STATED EXERCISE: Reproduce all the lines below exactly and omit the images.
#### GIVEN DATA ####
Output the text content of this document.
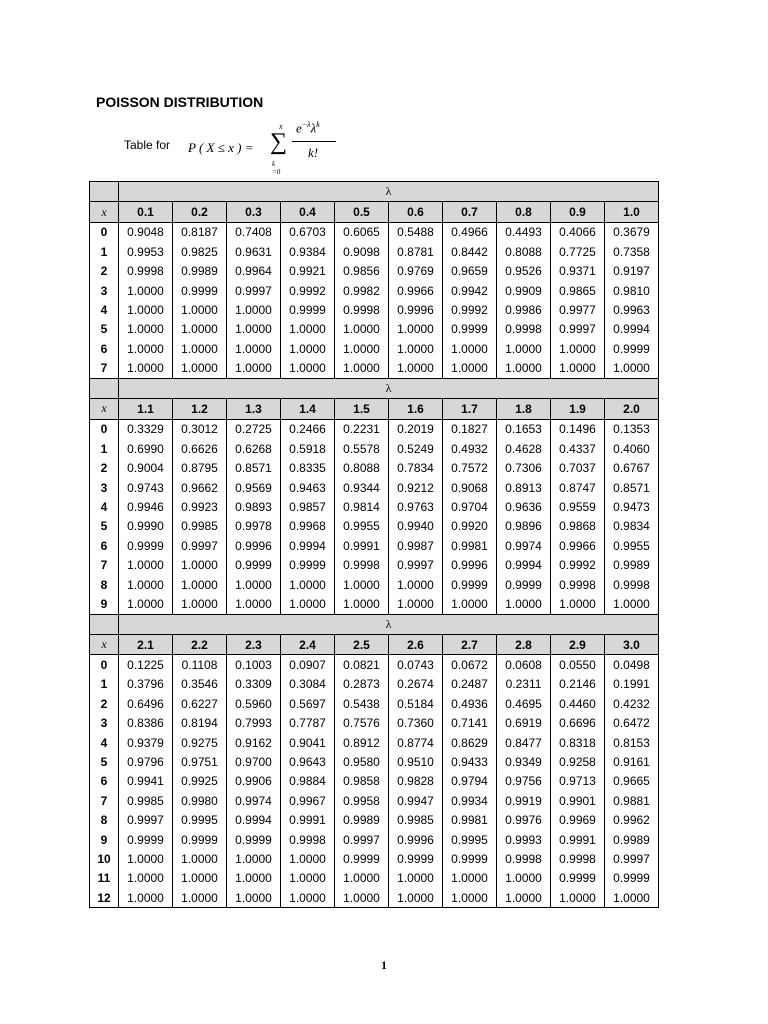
POISSON DISTRIBUTION
Table for P ( X ≤ x ) =
x
∑
k =0
$e^{-\lambda}\lambda^k$
k!
	λ									
x	0.1	0.2	0.3	0.4	0.5	0.6	0.7	0.8	0.9	1.0
0	0.9048	0.8187	0.7408	0.6703	0.6065	0.5488	0.4966	0.4493	0.4066	0.3679
1	0.9953	0.9825	0.9631	0.9384	0.9098	0.8781	0.8442	0.8088	0.7725	0.7358
2	0.9998	0.9989	0.9964	0.9921	0.9856	0.9769	0.9659	0.9526	0.9371	0.9197
3	1.0000	0.9999	0.9997	0.9992	0.9982	0.9966	0.9942	0.9909	0.9865	0.9810
4	1.0000	1.0000	1.0000	0.9999	0.9998	0.9996	0.9992	0.9986	0.9977	0.9963
5	1.0000	1.0000	1.0000	1.0000	1.0000	1.0000	0.9999	0.9998	0.9997	0.9994
6	1.0000	1.0000	1.0000	1.0000	1.0000	1.0000	1.0000	1.0000	1.0000	0.9999
7	1.0000	1.0000	1.0000	1.0000	1.0000	1.0000	1.0000	1.0000	1.0000	1.0000
	λ									
x	1.1	1.2	1.3	1.4	1.5	1.6	1.7	1.8	1.9	2.0
0	0.3329	0.3012	0.2725	0.2466	0.2231	0.2019	0.1827	0.1653	0.1496	0.1353
1	0.6990	0.6626	0.6268	0.5918	0.5578	0.5249	0.4932	0.4628	0.4337	0.4060
2	0.9004	0.8795	0.8571	0.8335	0.8088	0.7834	0.7572	0.7306	0.7037	0.6767
3	0.9743	0.9662	0.9569	0.9463	0.9344	0.9212	0.9068	0.8913	0.8747	0.8571
4	0.9946	0.9923	0.9893	0.9857	0.9814	0.9763	0.9704	0.9636	0.9559	0.9473
5	0.9990	0.9985	0.9978	0.9968	0.9955	0.9940	0.9920	0.9896	0.9868	0.9834
6	0.9999	0.9997	0.9996	0.9994	0.9991	0.9987	0.9981	0.9974	0.9966	0.9955
7	1.0000	1.0000	0.9999	0.9999	0.9998	0.9997	0.9996	0.9994	0.9992	0.9989
8	1.0000	1.0000	1.0000	1.0000	1.0000	1.0000	0.9999	0.9999	0.9998	0.9998
9	1.0000	1.0000	1.0000	1.0000	1.0000	1.0000	1.0000	1.0000	1.0000	1.0000
	λ									
x	2.1	2.2	2.3	2.4	2.5	2.6	2.7	2.8	2.9	3.0
0	0.1225	0.1108	0.1003	0.0907	0.0821	0.0743	0.0672	0.0608	0.0550	0.0498
1	0.3796	0.3546	0.3309	0.3084	0.2873	0.2674	0.2487	0.2311	0.2146	0.1991
2	0.6496	0.6227	0.5960	0.5697	0.5438	0.5184	0.4936	0.4695	0.4460	0.4232
3	0.8386	0.8194	0.7993	0.7787	0.7576	0.7360	0.7141	0.6919	0.6696	0.6472
4	0.9379	0.9275	0.9162	0.9041	0.8912	0.8774	0.8629	0.8477	0.8318	0.8153
5	0.9796	0.9751	0.9700	0.9643	0.9580	0.9510	0.9433	0.9349	0.9258	0.9161
6	0.9941	0.9925	0.9906	0.9884	0.9858	0.9828	0.9794	0.9756	0.9713	0.9665
7	0.9985	0.9980	0.9974	0.9967	0.9958	0.9947	0.9934	0.9919	0.9901	0.9881
8	0.9997	0.9995	0.9994	0.9991	0.9989	0.9985	0.9981	0.9976	0.9969	0.9962
9	0.9999	0.9999	0.9999	0.9998	0.9997	0.9996	0.9995	0.9993	0.9991	0.9989
10	1.0000	1.0000	1.0000	1.0000	0.9999	0.9999	0.9999	0.9998	0.9998	0.9997
11	1.0000	1.0000	1.0000	1.0000	1.0000	1.0000	1.0000	1.0000	0.9999	0.9999
12	1.0000	1.0000	1.0000	1.0000	1.0000	1.0000	1.0000	1.0000	1.0000	1.0000
1
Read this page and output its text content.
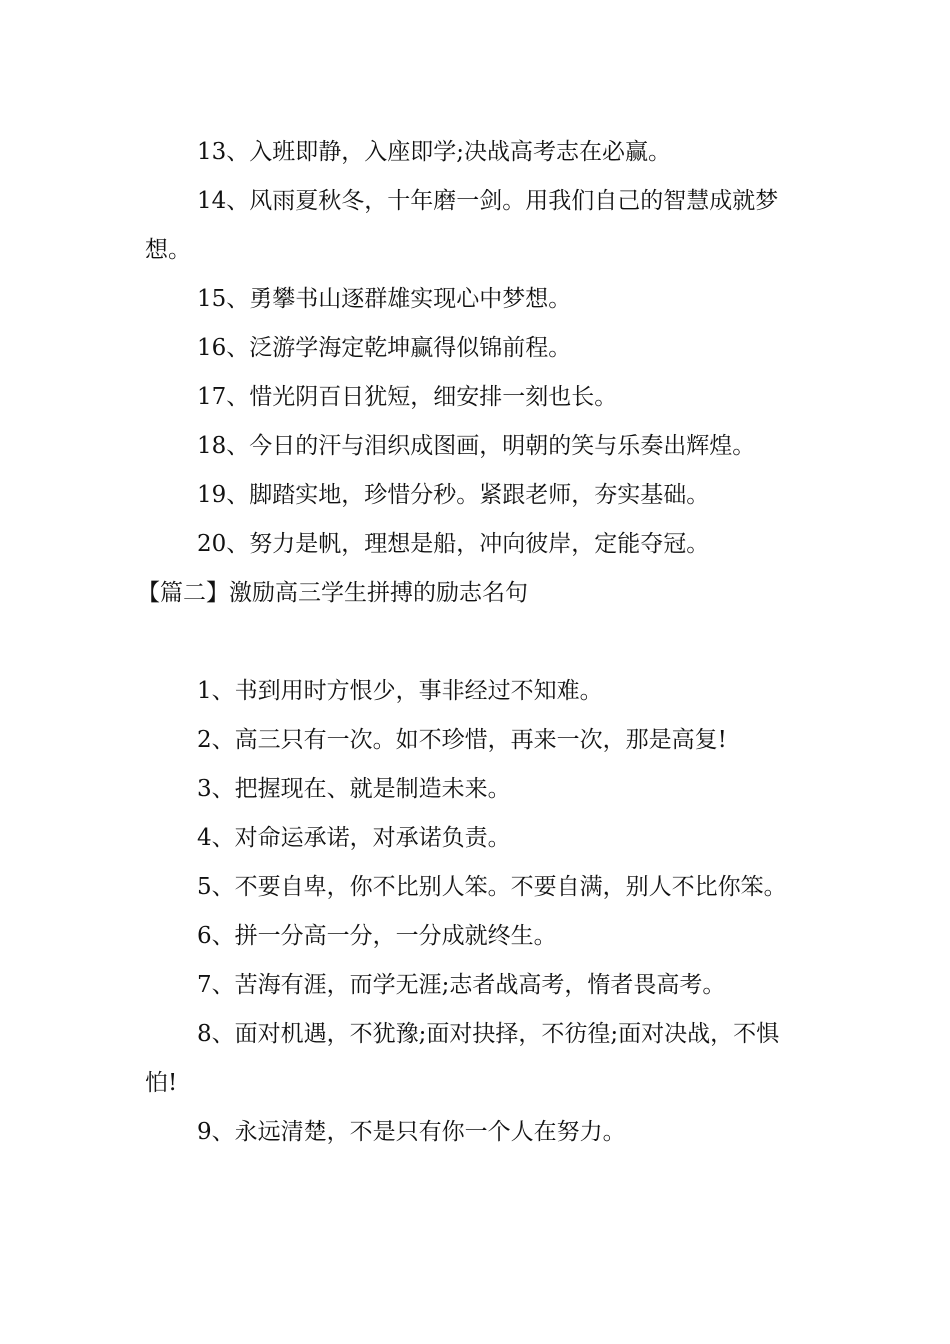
13、入班即静，入座即学;决战高考志在必赢。

14、风雨夏秋冬，十年磨一剑。用我们自己的智慧成就梦想。

15、勇攀书山逐群雄实现心中梦想。

16、泛游学海定乾坤赢得似锦前程。

17、惜光阴百日犹短，细安排一刻也长。

18、今日的汗与泪织成图画，明朝的笑与乐奏出辉煌。

19、脚踏实地，珍惜分秒。紧跟老师，夯实基础。

20、努力是帆，理想是船，冲向彼岸，定能夺冠。

【篇二】激励高三学生拼搏的励志名句

1、书到用时方恨少，事非经过不知难。

2、高三只有一次。如不珍惜，再来一次，那是高复!

3、把握现在、就是制造未来。

4、对命运承诺，对承诺负责。

5、不要自卑，你不比别人笨。不要自满，别人不比你笨。

6、拼一分高一分，一分成就终生。

7、苦海有涯，而学无涯;志者战高考，惰者畏高考。

8、面对机遇，不犹豫;面对抉择，不彷徨;面对决战，不惧怕!

9、永远清楚，不是只有你一个人在努力。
####
WRITTEN SOLUTION:
Output the text content of this document.
POISSON DISTRIBUTION
Table for P ( X ≤ x ) =
x
∑
k =0
$e^{-\lambda}\lambda^k$
k!
	λ									
x	0.1	0.2	0.3	0.4	0.5	0.6	0.7	0.8	0.9	1.0
0	0.9048	0.8187	0.7408	0.6703	0.6065	0.5488	0.4966	0.4493	0.4066	0.3679
1	0.9953	0.9825	0.9631	0.9384	0.9098	0.8781	0.8442	0.8088	0.7725	0.7358
2	0.9998	0.9989	0.9964	0.9921	0.9856	0.9769	0.9659	0.9526	0.9371	0.9197
3	1.0000	0.9999	0.9997	0.9992	0.9982	0.9966	0.9942	0.9909	0.9865	0.9810
4	1.0000	1.0000	1.0000	0.9999	0.9998	0.9996	0.9992	0.9986	0.9977	0.9963
5	1.0000	1.0000	1.0000	1.0000	1.0000	1.0000	0.9999	0.9998	0.9997	0.9994
6	1.0000	1.0000	1.0000	1.0000	1.0000	1.0000	1.0000	1.0000	1.0000	0.9999
7	1.0000	1.0000	1.0000	1.0000	1.0000	1.0000	1.0000	1.0000	1.0000	1.0000
	λ									
x	1.1	1.2	1.3	1.4	1.5	1.6	1.7	1.8	1.9	2.0
0	0.3329	0.3012	0.2725	0.2466	0.2231	0.2019	0.1827	0.1653	0.1496	0.1353
1	0.6990	0.6626	0.6268	0.5918	0.5578	0.5249	0.4932	0.4628	0.4337	0.4060
2	0.9004	0.8795	0.8571	0.8335	0.8088	0.7834	0.7572	0.7306	0.7037	0.6767
3	0.9743	0.9662	0.9569	0.9463	0.9344	0.9212	0.9068	0.8913	0.8747	0.8571
4	0.9946	0.9923	0.9893	0.9857	0.9814	0.9763	0.9704	0.9636	0.9559	0.9473
5	0.9990	0.9985	0.9978	0.9968	0.9955	0.9940	0.9920	0.9896	0.9868	0.9834
6	0.9999	0.9997	0.9996	0.9994	0.9991	0.9987	0.9981	0.9974	0.9966	0.9955
7	1.0000	1.0000	0.9999	0.9999	0.9998	0.9997	0.9996	0.9994	0.9992	0.9989
8	1.0000	1.0000	1.0000	1.0000	1.0000	1.0000	0.9999	0.9999	0.9998	0.9998
9	1.0000	1.0000	1.0000	1.0000	1.0000	1.0000	1.0000	1.0000	1.0000	1.0000
	λ									
x	2.1	2.2	2.3	2.4	2.5	2.6	2.7	2.8	2.9	3.0
0	0.1225	0.1108	0.1003	0.0907	0.0821	0.0743	0.0672	0.0608	0.0550	0.0498
1	0.3796	0.3546	0.3309	0.3084	0.2873	0.2674	0.2487	0.2311	0.2146	0.1991
2	0.6496	0.6227	0.5960	0.5697	0.5438	0.5184	0.4936	0.4695	0.4460	0.4232
3	0.8386	0.8194	0.7993	0.7787	0.7576	0.7360	0.7141	0.6919	0.6696	0.6472
4	0.9379	0.9275	0.9162	0.9041	0.8912	0.8774	0.8629	0.8477	0.8318	0.8153
5	0.9796	0.9751	0.9700	0.9643	0.9580	0.9510	0.9433	0.9349	0.9258	0.9161
6	0.9941	0.9925	0.9906	0.9884	0.9858	0.9828	0.9794	0.9756	0.9713	0.9665
7	0.9985	0.9980	0.9974	0.9967	0.9958	0.9947	0.9934	0.9919	0.9901	0.9881
8	0.9997	0.9995	0.9994	0.9991	0.9989	0.9985	0.9981	0.9976	0.9969	0.9962
9	0.9999	0.9999	0.9999	0.9998	0.9997	0.9996	0.9995	0.9993	0.9991	0.9989
10	1.0000	1.0000	1.0000	1.0000	0.9999	0.9999	0.9999	0.9998	0.9998	0.9997
11	1.0000	1.0000	1.0000	1.0000	1.0000	1.0000	1.0000	1.0000	0.9999	0.9999
12	1.0000	1.0000	1.0000	1.0000	1.0000	1.0000	1.0000	1.0000	1.0000	1.0000
1
Read this page and output its text content.
13、入班即静，入座即学;决战高考志在必赢。

14、风雨夏秋冬，十年磨一剑。用我们自己的智慧成就梦想。

15、勇攀书山逐群雄实现心中梦想。

16、泛游学海定乾坤赢得似锦前程。

17、惜光阴百日犹短，细安排一刻也长。

18、今日的汗与泪织成图画，明朝的笑与乐奏出辉煌。

19、脚踏实地，珍惜分秒。紧跟老师，夯实基础。

20、努力是帆，理想是船，冲向彼岸，定能夺冠。

【篇二】激励高三学生拼搏的励志名句

1、书到用时方恨少，事非经过不知难。

2、高三只有一次。如不珍惜，再来一次，那是高复!

3、把握现在、就是制造未来。

4、对命运承诺，对承诺负责。

5、不要自卑，你不比别人笨。不要自满，别人不比你笨。

6、拼一分高一分，一分成就终生。

7、苦海有涯，而学无涯;志者战高考，惰者畏高考。

8、面对机遇，不犹豫;面对抉择，不彷徨;面对决战，不惧怕!

9、永远清楚，不是只有你一个人在努力。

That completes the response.